Direction: Extract each line where the string "this" shows up.

Figure data in JSON:
##########

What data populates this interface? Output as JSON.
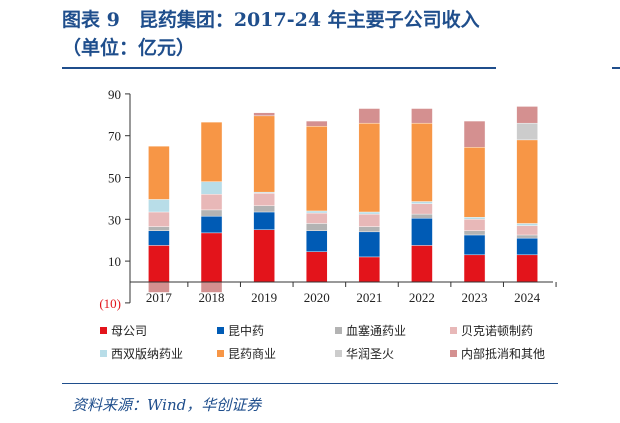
{
  "chart_data": {
    "type": "bar",
    "stacked": true,
    "title": "图表 9　昆药集团：2017-24 年主要子公司收入（单位：亿元）",
    "categories": [
      "2017",
      "2018",
      "2019",
      "2020",
      "2021",
      "2022",
      "2023",
      "2024"
    ],
    "ylim": [
      -10,
      90
    ],
    "yticks": [
      -10,
      10,
      30,
      50,
      70,
      90
    ],
    "ytick_labels": [
      "(10)",
      "10",
      "30",
      "50",
      "70",
      "90"
    ],
    "grid": false,
    "legend_position": "bottom",
    "series": [
      {
        "name": "母公司",
        "color": "#e3141b",
        "values": [
          17.5,
          23.5,
          25,
          14.5,
          12,
          17.5,
          13,
          13
        ]
      },
      {
        "name": "昆中药",
        "color": "#005bb5",
        "values": [
          7,
          8,
          8.5,
          10,
          12,
          13,
          9.5,
          8
        ]
      },
      {
        "name": "血塞通药业",
        "color": "#b3b3b3",
        "values": [
          2,
          3,
          3,
          3.5,
          2.5,
          2,
          2,
          1.5
        ]
      },
      {
        "name": "贝克诺顿制药",
        "color": "#e8b8b8",
        "values": [
          7,
          7.5,
          6,
          5,
          6,
          5,
          5.5,
          4.5
        ]
      },
      {
        "name": "西双版纳药业",
        "color": "#b8dde8",
        "values": [
          6,
          6,
          0.5,
          1,
          1,
          1,
          1,
          1
        ]
      },
      {
        "name": "昆药商业",
        "color": "#f79646",
        "values": [
          25.5,
          28.5,
          36.5,
          40.5,
          42.5,
          37.5,
          33.5,
          40
        ]
      },
      {
        "name": "华润圣火",
        "color": "#cccccc",
        "values": [
          0,
          0,
          0,
          0,
          0,
          0,
          0,
          8
        ]
      },
      {
        "name": "内部抵消和其他",
        "color": "#d49090",
        "values": [
          -5,
          -5,
          1.5,
          2.5,
          7,
          7,
          12.5,
          8
        ]
      }
    ]
  },
  "source": "资料来源：Wind，华创证券"
}
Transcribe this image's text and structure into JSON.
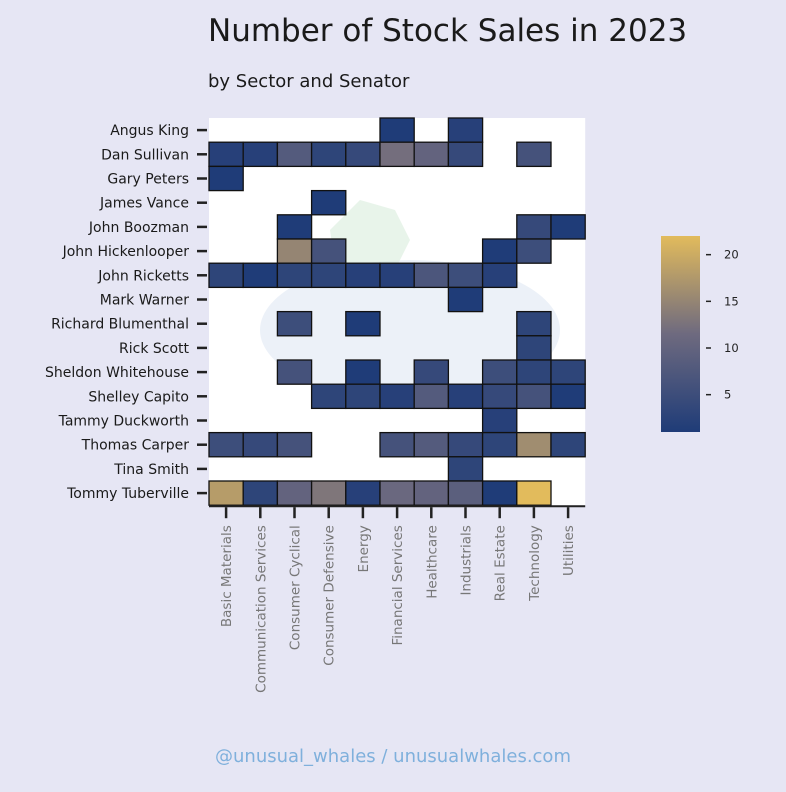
{
  "title": "Number of Stock Sales in 2023",
  "subtitle": "by Sector and Senator",
  "footer": "@unusual_whales / unusualwhales.com",
  "chart_data": {
    "type": "heatmap",
    "title": "Number of Stock Sales in 2023",
    "subtitle": "by Sector and Senator",
    "rows": [
      "Angus King",
      "Dan Sullivan",
      "Gary Peters",
      "James Vance",
      "John Boozman",
      "John Hickenlooper",
      "John Ricketts",
      "Mark Warner",
      "Richard Blumenthal",
      "Rick Scott",
      "Sheldon Whitehouse",
      "Shelley Capito",
      "Tammy Duckworth",
      "Thomas Carper",
      "Tina Smith",
      "Tommy Tuberville"
    ],
    "columns": [
      "Basic Materials",
      "Communication Services",
      "Consumer Cyclical",
      "Consumer Defensive",
      "Energy",
      "Financial Services",
      "Healthcare",
      "Industrials",
      "Real Estate",
      "Technology",
      "Utilities"
    ],
    "values": [
      [
        null,
        null,
        null,
        null,
        null,
        1,
        null,
        2,
        null,
        null,
        null
      ],
      [
        2,
        2,
        8,
        3,
        4,
        12,
        10,
        4,
        null,
        6,
        null
      ],
      [
        1,
        null,
        null,
        null,
        null,
        null,
        null,
        null,
        null,
        null,
        null
      ],
      [
        null,
        null,
        null,
        1,
        null,
        null,
        null,
        null,
        null,
        null,
        null
      ],
      [
        null,
        null,
        1,
        null,
        null,
        null,
        null,
        null,
        null,
        4,
        1
      ],
      [
        null,
        null,
        15,
        6,
        null,
        null,
        null,
        null,
        1,
        5,
        null
      ],
      [
        3,
        1,
        3,
        3,
        2,
        2,
        7,
        5,
        2,
        null,
        null
      ],
      [
        null,
        null,
        null,
        null,
        null,
        null,
        null,
        1,
        null,
        null,
        null
      ],
      [
        null,
        null,
        5,
        null,
        1,
        null,
        null,
        null,
        null,
        3,
        null
      ],
      [
        null,
        null,
        null,
        null,
        null,
        null,
        null,
        null,
        null,
        3,
        null
      ],
      [
        null,
        null,
        6,
        null,
        1,
        null,
        4,
        null,
        5,
        3,
        3
      ],
      [
        null,
        null,
        null,
        3,
        3,
        2,
        8,
        2,
        4,
        6,
        1
      ],
      [
        null,
        null,
        null,
        null,
        null,
        null,
        null,
        null,
        2,
        null,
        null
      ],
      [
        5,
        4,
        6,
        null,
        null,
        6,
        8,
        4,
        3,
        16,
        3
      ],
      [
        null,
        null,
        null,
        null,
        null,
        null,
        null,
        3,
        null,
        null,
        null
      ],
      [
        18,
        3,
        10,
        13,
        2,
        11,
        10,
        9,
        1,
        22,
        null
      ]
    ],
    "colorbar": {
      "ticks": [
        5,
        10,
        15,
        20
      ],
      "min": 1,
      "max": 22,
      "colors": [
        "#1f3c78",
        "#6e6a7f",
        "#e2bb5c"
      ]
    },
    "grid": false
  }
}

##########

The result:
What data populates this interface? Output as JSON.
Transcribe this image's text and structure into JSON.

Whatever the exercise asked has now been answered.